··· Exercise inputs ···

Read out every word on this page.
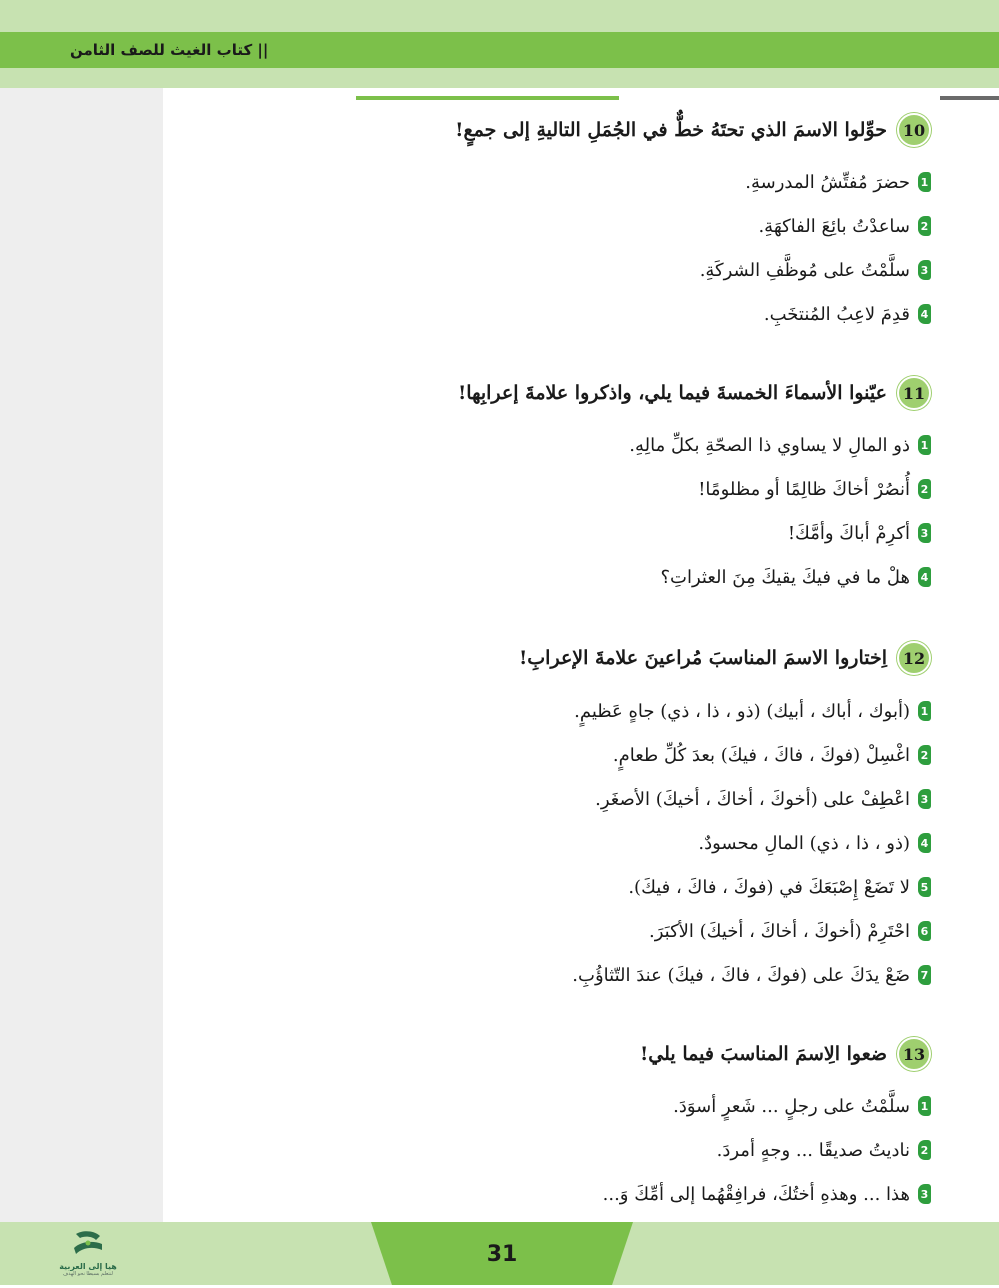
|| كتاب الغيث للصف الثامن
10
حوِّلوا الاسمَ الذي تحتَهُ خطٌّ في الجُمَلِ التاليةِ إلى جمعٍ!
1
حضرَ مُفتِّشُ المدرسةِ.
2
ساعدْتُ بائِعَ الفاكهَةِ.
3
سلَّمْتُ على مُوظَّفِ الشركَةِ.
4
قدِمَ لاعِبُ المُنتخَبِ.
11
عيّنوا الأسماءَ الخمسةَ فيما يلي، واذكروا علامةَ إعرابِها!
1
ذو المالِ لا يساوي ذا الصحّةِ بكلِّ مالِهِ.
2
أُنصُرْ أخاكَ ظالِمًا أو مظلومًا!
3
أكرِمْ أباكَ وأمَّكَ!
4
هلْ ما في فيكَ يقيكَ مِنَ العثراتِ؟
12
اِختاروا الاسمَ المناسبَ مُراعينَ علامةَ الإعرابِ!
1
(أبوك ، أباك ، أبيك) (ذو ، ذا ، ذي) جاهٍ عَظيمٍ.
2
اغْسِلْ (فوكَ ، فاكَ ، فيكَ) بعدَ كُلِّ طعامٍ.
3
اعْطِفْ على (أخوكَ ، أخاكَ ، أخيكَ) الأصغَرِ.
4
(ذو ، ذا ، ذي) المالِ محسودٌ.
5
لا تَضَعْ إِصْبَعَكَ في (فوكَ ، فاكَ ، فيكَ).
6
احْتَرِمْ (أخوكَ ، أخاكَ ، أخيكَ) الأكبَرَ.
7
ضَعْ يدَكَ على (فوكَ ، فاكَ ، فيكَ) عندَ التّثاؤُبِ.
13
ضعوا الِاسمَ المناسبَ فيما يلي!
1
سلَّمْتُ على رجلٍ ... شَعرٍ أسوَدَ.
2
ناديتُ صديقًا ... وجهٍ أمردَ.
3
هذا ... وهذهِ أختُكَ، فرافِقْهُما إلى أمِّكَ وَ...
31
هيا إلى العربية
لنتعلم بسيطا نحو الهدف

···

[Exercise description] Write out the listing above again, exactly, but with no pictures in the copy.

[Written answer]
Read out every word on this page.
|| كتاب الغيث للصف الثامن
10
حوِّلوا الاسمَ الذي تحتَهُ خطٌّ في الجُمَلِ التاليةِ إلى جمعٍ!
1
حضرَ مُفتِّشُ المدرسةِ.
2
ساعدْتُ بائِعَ الفاكهَةِ.
3
سلَّمْتُ على مُوظَّفِ الشركَةِ.
4
قدِمَ لاعِبُ المُنتخَبِ.
11
عيّنوا الأسماءَ الخمسةَ فيما يلي، واذكروا علامةَ إعرابِها!
1
ذو المالِ لا يساوي ذا الصحّةِ بكلِّ مالِهِ.
2
أُنصُرْ أخاكَ ظالِمًا أو مظلومًا!
3
أكرِمْ أباكَ وأمَّكَ!
4
هلْ ما في فيكَ يقيكَ مِنَ العثراتِ؟
12
اِختاروا الاسمَ المناسبَ مُراعينَ علامةَ الإعرابِ!
1
(أبوك ، أباك ، أبيك) (ذو ، ذا ، ذي) جاهٍ عَظيمٍ.
2
اغْسِلْ (فوكَ ، فاكَ ، فيكَ) بعدَ كُلِّ طعامٍ.
3
اعْطِفْ على (أخوكَ ، أخاكَ ، أخيكَ) الأصغَرِ.
4
(ذو ، ذا ، ذي) المالِ محسودٌ.
5
لا تَضَعْ إِصْبَعَكَ في (فوكَ ، فاكَ ، فيكَ).
6
احْتَرِمْ (أخوكَ ، أخاكَ ، أخيكَ) الأكبَرَ.
7
ضَعْ يدَكَ على (فوكَ ، فاكَ ، فيكَ) عندَ التّثاؤُبِ.
13
ضعوا الِاسمَ المناسبَ فيما يلي!
1
سلَّمْتُ على رجلٍ ... شَعرٍ أسوَدَ.
2
ناديتُ صديقًا ... وجهٍ أمردَ.
3
هذا ... وهذهِ أختُكَ، فرافِقْهُما إلى أمِّكَ وَ...
31
هيا إلى العربية
لنتعلم بسيطا نحو الهدف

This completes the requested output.